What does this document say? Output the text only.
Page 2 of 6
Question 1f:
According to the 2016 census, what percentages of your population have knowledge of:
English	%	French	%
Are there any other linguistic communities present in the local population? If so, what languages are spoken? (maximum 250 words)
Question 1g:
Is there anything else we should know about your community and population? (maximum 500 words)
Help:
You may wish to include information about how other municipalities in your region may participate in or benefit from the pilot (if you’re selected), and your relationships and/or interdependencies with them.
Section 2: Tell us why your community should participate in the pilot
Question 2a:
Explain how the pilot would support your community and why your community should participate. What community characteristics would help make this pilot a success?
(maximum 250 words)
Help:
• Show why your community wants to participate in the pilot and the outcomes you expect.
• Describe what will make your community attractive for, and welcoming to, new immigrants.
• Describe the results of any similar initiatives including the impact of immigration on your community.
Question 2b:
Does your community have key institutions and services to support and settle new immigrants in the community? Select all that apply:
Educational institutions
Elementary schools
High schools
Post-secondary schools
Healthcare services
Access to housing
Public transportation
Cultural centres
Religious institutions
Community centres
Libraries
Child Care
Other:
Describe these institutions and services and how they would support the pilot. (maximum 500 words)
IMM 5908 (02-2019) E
----------
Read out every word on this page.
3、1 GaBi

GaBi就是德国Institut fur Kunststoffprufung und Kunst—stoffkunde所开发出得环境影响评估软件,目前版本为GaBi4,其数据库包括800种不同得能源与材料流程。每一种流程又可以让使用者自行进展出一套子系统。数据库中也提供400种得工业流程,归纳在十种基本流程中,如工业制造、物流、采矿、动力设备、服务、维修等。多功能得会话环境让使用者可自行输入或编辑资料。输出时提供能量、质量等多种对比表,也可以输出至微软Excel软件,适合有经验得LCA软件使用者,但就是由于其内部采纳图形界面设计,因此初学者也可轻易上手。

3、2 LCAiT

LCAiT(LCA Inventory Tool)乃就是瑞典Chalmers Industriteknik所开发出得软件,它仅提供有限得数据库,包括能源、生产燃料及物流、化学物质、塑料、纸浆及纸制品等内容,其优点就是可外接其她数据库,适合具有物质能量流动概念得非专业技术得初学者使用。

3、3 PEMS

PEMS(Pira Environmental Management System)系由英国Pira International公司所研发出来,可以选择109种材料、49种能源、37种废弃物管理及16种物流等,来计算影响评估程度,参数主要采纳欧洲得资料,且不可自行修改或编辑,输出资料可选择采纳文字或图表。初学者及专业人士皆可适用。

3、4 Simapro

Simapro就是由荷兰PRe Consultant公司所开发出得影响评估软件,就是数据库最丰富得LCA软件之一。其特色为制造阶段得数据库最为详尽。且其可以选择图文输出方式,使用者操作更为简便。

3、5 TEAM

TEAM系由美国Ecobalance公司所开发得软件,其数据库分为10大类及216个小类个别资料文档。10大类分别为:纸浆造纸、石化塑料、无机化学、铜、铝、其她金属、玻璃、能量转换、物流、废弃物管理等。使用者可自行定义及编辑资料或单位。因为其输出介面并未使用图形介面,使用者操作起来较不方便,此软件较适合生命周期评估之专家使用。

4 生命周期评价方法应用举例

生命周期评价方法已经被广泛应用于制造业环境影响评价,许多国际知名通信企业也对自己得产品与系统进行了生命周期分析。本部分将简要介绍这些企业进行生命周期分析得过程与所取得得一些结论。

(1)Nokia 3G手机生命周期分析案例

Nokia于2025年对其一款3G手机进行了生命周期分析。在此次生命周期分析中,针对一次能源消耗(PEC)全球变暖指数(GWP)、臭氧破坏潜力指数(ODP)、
----------
REQUIREMENTS:
Please list every line of the records that contains "make".

TASK OUTPUT:
Explain how the pilot would support your community and why your community should participate. What community characteristics would help make this pilot a success?
• Describe what will make your community attractive for, and welcoming to, new immigrants.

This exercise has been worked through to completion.